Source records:
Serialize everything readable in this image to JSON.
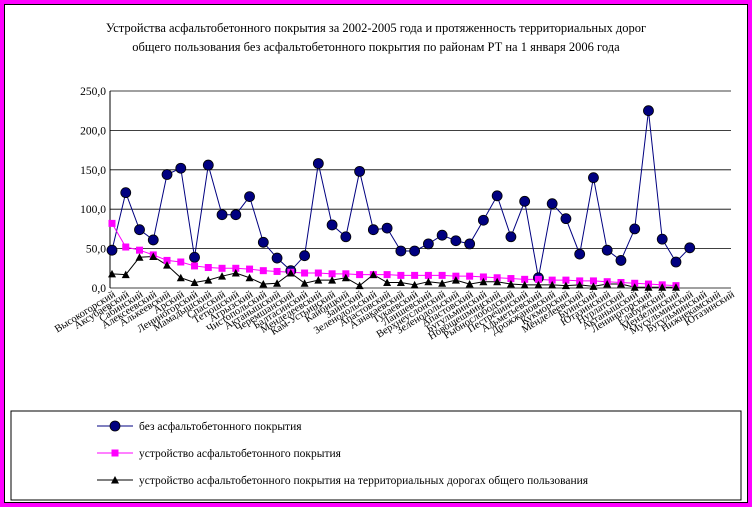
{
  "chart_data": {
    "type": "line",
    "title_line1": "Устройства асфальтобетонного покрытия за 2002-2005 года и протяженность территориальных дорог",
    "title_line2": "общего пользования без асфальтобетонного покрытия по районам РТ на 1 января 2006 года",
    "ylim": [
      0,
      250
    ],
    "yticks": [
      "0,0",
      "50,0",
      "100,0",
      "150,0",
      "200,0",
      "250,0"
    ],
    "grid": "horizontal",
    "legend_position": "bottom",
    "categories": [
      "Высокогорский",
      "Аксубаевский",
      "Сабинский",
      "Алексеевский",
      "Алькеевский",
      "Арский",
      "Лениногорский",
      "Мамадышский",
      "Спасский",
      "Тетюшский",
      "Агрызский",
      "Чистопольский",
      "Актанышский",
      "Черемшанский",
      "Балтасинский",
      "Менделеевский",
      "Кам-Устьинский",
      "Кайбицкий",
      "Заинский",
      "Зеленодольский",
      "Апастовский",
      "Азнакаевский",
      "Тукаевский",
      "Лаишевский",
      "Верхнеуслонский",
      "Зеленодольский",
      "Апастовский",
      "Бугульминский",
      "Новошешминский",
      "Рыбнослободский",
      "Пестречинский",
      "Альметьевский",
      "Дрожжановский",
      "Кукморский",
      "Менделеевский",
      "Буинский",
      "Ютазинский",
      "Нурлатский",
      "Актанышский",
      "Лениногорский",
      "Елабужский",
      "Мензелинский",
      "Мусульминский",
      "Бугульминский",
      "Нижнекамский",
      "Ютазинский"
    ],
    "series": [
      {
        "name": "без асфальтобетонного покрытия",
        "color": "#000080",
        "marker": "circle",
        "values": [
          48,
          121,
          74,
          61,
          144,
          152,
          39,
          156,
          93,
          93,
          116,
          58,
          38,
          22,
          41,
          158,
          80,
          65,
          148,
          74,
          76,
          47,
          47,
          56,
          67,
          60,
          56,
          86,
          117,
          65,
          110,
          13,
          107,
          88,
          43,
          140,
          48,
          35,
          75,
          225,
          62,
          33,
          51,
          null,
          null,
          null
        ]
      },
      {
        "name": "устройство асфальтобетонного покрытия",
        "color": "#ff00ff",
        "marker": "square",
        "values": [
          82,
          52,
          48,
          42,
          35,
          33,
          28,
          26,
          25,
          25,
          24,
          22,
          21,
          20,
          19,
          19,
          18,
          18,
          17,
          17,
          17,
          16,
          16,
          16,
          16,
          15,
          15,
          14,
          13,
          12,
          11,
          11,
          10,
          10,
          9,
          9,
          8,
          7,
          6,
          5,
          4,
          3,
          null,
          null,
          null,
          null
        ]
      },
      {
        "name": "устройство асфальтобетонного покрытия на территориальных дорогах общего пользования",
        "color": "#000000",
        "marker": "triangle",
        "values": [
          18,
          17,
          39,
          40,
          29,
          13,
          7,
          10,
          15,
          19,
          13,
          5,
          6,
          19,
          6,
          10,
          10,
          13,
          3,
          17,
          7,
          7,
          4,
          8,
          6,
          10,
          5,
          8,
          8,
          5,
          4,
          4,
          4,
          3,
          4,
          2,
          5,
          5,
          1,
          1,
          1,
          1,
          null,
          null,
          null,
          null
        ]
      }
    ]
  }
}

TASK DIRECTIONS: Reproduce all entries exactly. Pictures do not belong in the copy.

RESPONSE BELOW:
Serialize everything readable in this image to JSON.
{
  "chart_data": {
    "type": "line",
    "title_line1": "Устройства асфальтобетонного покрытия за 2002-2005 года и протяженность территориальных дорог",
    "title_line2": "общего пользования без асфальтобетонного покрытия по районам РТ на 1 января 2006 года",
    "ylim": [
      0,
      250
    ],
    "yticks": [
      "0,0",
      "50,0",
      "100,0",
      "150,0",
      "200,0",
      "250,0"
    ],
    "grid": "horizontal",
    "legend_position": "bottom",
    "categories": [
      "Высокогорский",
      "Аксубаевский",
      "Сабинский",
      "Алексеевский",
      "Алькеевский",
      "Арский",
      "Лениногорский",
      "Мамадышский",
      "Спасский",
      "Тетюшский",
      "Агрызский",
      "Чистопольский",
      "Актанышский",
      "Черемшанский",
      "Балтасинский",
      "Менделеевский",
      "Кам-Устьинский",
      "Кайбицкий",
      "Заинский",
      "Зеленодольский",
      "Апастовский",
      "Азнакаевский",
      "Тукаевский",
      "Лаишевский",
      "Верхнеуслонский",
      "Зеленодольский",
      "Апастовский",
      "Бугульминский",
      "Новошешминский",
      "Рыбнослободский",
      "Пестречинский",
      "Альметьевский",
      "Дрожжановский",
      "Кукморский",
      "Менделеевский",
      "Буинский",
      "Ютазинский",
      "Нурлатский",
      "Актанышский",
      "Лениногорский",
      "Елабужский",
      "Мензелинский",
      "Мусульминский",
      "Бугульминский",
      "Нижнекамский",
      "Ютазинский"
    ],
    "series": [
      {
        "name": "без асфальтобетонного покрытия",
        "color": "#000080",
        "marker": "circle",
        "values": [
          48,
          121,
          74,
          61,
          144,
          152,
          39,
          156,
          93,
          93,
          116,
          58,
          38,
          22,
          41,
          158,
          80,
          65,
          148,
          74,
          76,
          47,
          47,
          56,
          67,
          60,
          56,
          86,
          117,
          65,
          110,
          13,
          107,
          88,
          43,
          140,
          48,
          35,
          75,
          225,
          62,
          33,
          51,
          null,
          null,
          null
        ]
      },
      {
        "name": "устройство асфальтобетонного покрытия",
        "color": "#ff00ff",
        "marker": "square",
        "values": [
          82,
          52,
          48,
          42,
          35,
          33,
          28,
          26,
          25,
          25,
          24,
          22,
          21,
          20,
          19,
          19,
          18,
          18,
          17,
          17,
          17,
          16,
          16,
          16,
          16,
          15,
          15,
          14,
          13,
          12,
          11,
          11,
          10,
          10,
          9,
          9,
          8,
          7,
          6,
          5,
          4,
          3,
          null,
          null,
          null,
          null
        ]
      },
      {
        "name": "устройство асфальтобетонного покрытия на территориальных дорогах общего пользования",
        "color": "#000000",
        "marker": "triangle",
        "values": [
          18,
          17,
          39,
          40,
          29,
          13,
          7,
          10,
          15,
          19,
          13,
          5,
          6,
          19,
          6,
          10,
          10,
          13,
          3,
          17,
          7,
          7,
          4,
          8,
          6,
          10,
          5,
          8,
          8,
          5,
          4,
          4,
          4,
          3,
          4,
          2,
          5,
          5,
          1,
          1,
          1,
          1,
          null,
          null,
          null,
          null
        ]
      }
    ]
  }
}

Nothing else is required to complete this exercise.